*PROBLEM TO SOLVE*: Quote the full listing word for word.

++++++++++

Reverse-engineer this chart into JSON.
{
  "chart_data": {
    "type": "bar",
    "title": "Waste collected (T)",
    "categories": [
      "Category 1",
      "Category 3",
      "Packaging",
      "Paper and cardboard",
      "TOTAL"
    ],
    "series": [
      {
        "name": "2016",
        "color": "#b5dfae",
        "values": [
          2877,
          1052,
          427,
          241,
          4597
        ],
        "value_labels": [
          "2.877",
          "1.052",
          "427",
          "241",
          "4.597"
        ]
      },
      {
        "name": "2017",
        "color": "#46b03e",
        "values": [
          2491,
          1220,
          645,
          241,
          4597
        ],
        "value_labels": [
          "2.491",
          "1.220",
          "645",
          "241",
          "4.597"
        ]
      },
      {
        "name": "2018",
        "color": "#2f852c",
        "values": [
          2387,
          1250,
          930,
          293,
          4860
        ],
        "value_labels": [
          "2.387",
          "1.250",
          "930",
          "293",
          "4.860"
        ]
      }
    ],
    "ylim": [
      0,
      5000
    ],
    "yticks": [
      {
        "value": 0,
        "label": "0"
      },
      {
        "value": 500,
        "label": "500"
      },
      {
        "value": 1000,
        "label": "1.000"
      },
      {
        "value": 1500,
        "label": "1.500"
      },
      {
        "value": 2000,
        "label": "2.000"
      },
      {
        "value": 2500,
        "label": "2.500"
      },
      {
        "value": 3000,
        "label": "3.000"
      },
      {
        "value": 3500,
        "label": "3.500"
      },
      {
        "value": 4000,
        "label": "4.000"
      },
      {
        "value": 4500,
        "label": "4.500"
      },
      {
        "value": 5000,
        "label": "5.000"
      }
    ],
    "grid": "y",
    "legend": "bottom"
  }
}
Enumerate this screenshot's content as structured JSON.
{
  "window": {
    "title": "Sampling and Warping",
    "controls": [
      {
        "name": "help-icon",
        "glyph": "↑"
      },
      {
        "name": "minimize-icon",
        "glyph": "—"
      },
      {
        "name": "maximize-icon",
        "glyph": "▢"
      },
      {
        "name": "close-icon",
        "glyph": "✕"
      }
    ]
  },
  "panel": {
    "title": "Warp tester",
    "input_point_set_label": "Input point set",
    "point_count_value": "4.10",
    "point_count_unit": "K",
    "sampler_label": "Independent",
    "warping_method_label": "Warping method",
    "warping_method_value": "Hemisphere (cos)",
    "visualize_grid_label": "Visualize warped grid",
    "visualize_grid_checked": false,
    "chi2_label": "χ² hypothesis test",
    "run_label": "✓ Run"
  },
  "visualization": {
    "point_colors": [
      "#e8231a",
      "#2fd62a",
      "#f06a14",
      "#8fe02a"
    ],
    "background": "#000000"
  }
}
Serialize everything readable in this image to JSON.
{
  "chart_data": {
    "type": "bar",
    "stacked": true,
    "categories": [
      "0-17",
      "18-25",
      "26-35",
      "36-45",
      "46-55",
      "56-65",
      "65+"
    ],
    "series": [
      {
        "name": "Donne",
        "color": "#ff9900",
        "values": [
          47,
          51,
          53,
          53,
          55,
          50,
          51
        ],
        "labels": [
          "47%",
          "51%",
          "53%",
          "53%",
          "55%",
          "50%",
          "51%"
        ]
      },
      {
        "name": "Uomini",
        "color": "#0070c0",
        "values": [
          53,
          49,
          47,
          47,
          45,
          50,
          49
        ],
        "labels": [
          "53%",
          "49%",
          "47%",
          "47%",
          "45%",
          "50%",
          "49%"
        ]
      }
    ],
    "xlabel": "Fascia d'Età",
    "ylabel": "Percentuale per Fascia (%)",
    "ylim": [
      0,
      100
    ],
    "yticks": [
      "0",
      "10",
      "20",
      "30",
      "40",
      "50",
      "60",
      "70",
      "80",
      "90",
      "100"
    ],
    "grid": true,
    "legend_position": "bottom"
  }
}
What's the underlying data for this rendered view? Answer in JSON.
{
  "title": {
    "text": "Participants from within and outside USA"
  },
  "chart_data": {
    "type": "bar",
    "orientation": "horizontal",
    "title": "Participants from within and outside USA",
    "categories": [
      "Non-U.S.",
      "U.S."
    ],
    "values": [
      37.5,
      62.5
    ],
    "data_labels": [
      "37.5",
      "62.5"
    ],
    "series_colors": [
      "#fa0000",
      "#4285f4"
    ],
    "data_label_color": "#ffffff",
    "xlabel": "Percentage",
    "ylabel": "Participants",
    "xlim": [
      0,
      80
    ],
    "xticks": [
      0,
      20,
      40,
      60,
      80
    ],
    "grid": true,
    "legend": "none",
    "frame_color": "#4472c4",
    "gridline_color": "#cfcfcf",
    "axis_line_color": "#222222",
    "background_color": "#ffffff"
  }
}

++++++++++

*RESULT BELOW*:
Reverse-engineer this chart into JSON.
{
  "chart_data": {
    "type": "bar",
    "title": "Waste collected (T)",
    "categories": [
      "Category 1",
      "Category 3",
      "Packaging",
      "Paper and cardboard",
      "TOTAL"
    ],
    "series": [
      {
        "name": "2016",
        "color": "#b5dfae",
        "values": [
          2877,
          1052,
          427,
          241,
          4597
        ],
        "value_labels": [
          "2.877",
          "1.052",
          "427",
          "241",
          "4.597"
        ]
      },
      {
        "name": "2017",
        "color": "#46b03e",
        "values": [
          2491,
          1220,
          645,
          241,
          4597
        ],
        "value_labels": [
          "2.491",
          "1.220",
          "645",
          "241",
          "4.597"
        ]
      },
      {
        "name": "2018",
        "color": "#2f852c",
        "values": [
          2387,
          1250,
          930,
          293,
          4860
        ],
        "value_labels": [
          "2.387",
          "1.250",
          "930",
          "293",
          "4.860"
        ]
      }
    ],
    "ylim": [
      0,
      5000
    ],
    "yticks": [
      {
        "value": 0,
        "label": "0"
      },
      {
        "value": 500,
        "label": "500"
      },
      {
        "value": 1000,
        "label": "1.000"
      },
      {
        "value": 1500,
        "label": "1.500"
      },
      {
        "value": 2000,
        "label": "2.000"
      },
      {
        "value": 2500,
        "label": "2.500"
      },
      {
        "value": 3000,
        "label": "3.000"
      },
      {
        "value": 3500,
        "label": "3.500"
      },
      {
        "value": 4000,
        "label": "4.000"
      },
      {
        "value": 4500,
        "label": "4.500"
      },
      {
        "value": 5000,
        "label": "5.000"
      }
    ],
    "grid": "y",
    "legend": "bottom"
  }
}
Enumerate this screenshot's content as structured JSON.
{
  "window": {
    "title": "Sampling and Warping",
    "controls": [
      {
        "name": "help-icon",
        "glyph": "↑"
      },
      {
        "name": "minimize-icon",
        "glyph": "—"
      },
      {
        "name": "maximize-icon",
        "glyph": "▢"
      },
      {
        "name": "close-icon",
        "glyph": "✕"
      }
    ]
  },
  "panel": {
    "title": "Warp tester",
    "input_point_set_label": "Input point set",
    "point_count_value": "4.10",
    "point_count_unit": "K",
    "sampler_label": "Independent",
    "warping_method_label": "Warping method",
    "warping_method_value": "Hemisphere (cos)",
    "visualize_grid_label": "Visualize warped grid",
    "visualize_grid_checked": false,
    "chi2_label": "χ² hypothesis test",
    "run_label": "✓ Run"
  },
  "visualization": {
    "point_colors": [
      "#e8231a",
      "#2fd62a",
      "#f06a14",
      "#8fe02a"
    ],
    "background": "#000000"
  }
}
Serialize everything readable in this image to JSON.
{
  "chart_data": {
    "type": "bar",
    "stacked": true,
    "categories": [
      "0-17",
      "18-25",
      "26-35",
      "36-45",
      "46-55",
      "56-65",
      "65+"
    ],
    "series": [
      {
        "name": "Donne",
        "color": "#ff9900",
        "values": [
          47,
          51,
          53,
          53,
          55,
          50,
          51
        ],
        "labels": [
          "47%",
          "51%",
          "53%",
          "53%",
          "55%",
          "50%",
          "51%"
        ]
      },
      {
        "name": "Uomini",
        "color": "#0070c0",
        "values": [
          53,
          49,
          47,
          47,
          45,
          50,
          49
        ],
        "labels": [
          "53%",
          "49%",
          "47%",
          "47%",
          "45%",
          "50%",
          "49%"
        ]
      }
    ],
    "xlabel": "Fascia d'Età",
    "ylabel": "Percentuale per Fascia (%)",
    "ylim": [
      0,
      100
    ],
    "yticks": [
      "0",
      "10",
      "20",
      "30",
      "40",
      "50",
      "60",
      "70",
      "80",
      "90",
      "100"
    ],
    "grid": true,
    "legend_position": "bottom"
  }
}
What's the underlying data for this rendered view? Answer in JSON.
{
  "title": {
    "text": "Participants from within and outside USA"
  },
  "chart_data": {
    "type": "bar",
    "orientation": "horizontal",
    "title": "Participants from within and outside USA",
    "categories": [
      "Non-U.S.",
      "U.S."
    ],
    "values": [
      37.5,
      62.5
    ],
    "data_labels": [
      "37.5",
      "62.5"
    ],
    "series_colors": [
      "#fa0000",
      "#4285f4"
    ],
    "data_label_color": "#ffffff",
    "xlabel": "Percentage",
    "ylabel": "Participants",
    "xlim": [
      0,
      80
    ],
    "xticks": [
      0,
      20,
      40,
      60,
      80
    ],
    "grid": true,
    "legend": "none",
    "frame_color": "#4472c4",
    "gridline_color": "#cfcfcf",
    "axis_line_color": "#222222",
    "background_color": "#ffffff"
  }
}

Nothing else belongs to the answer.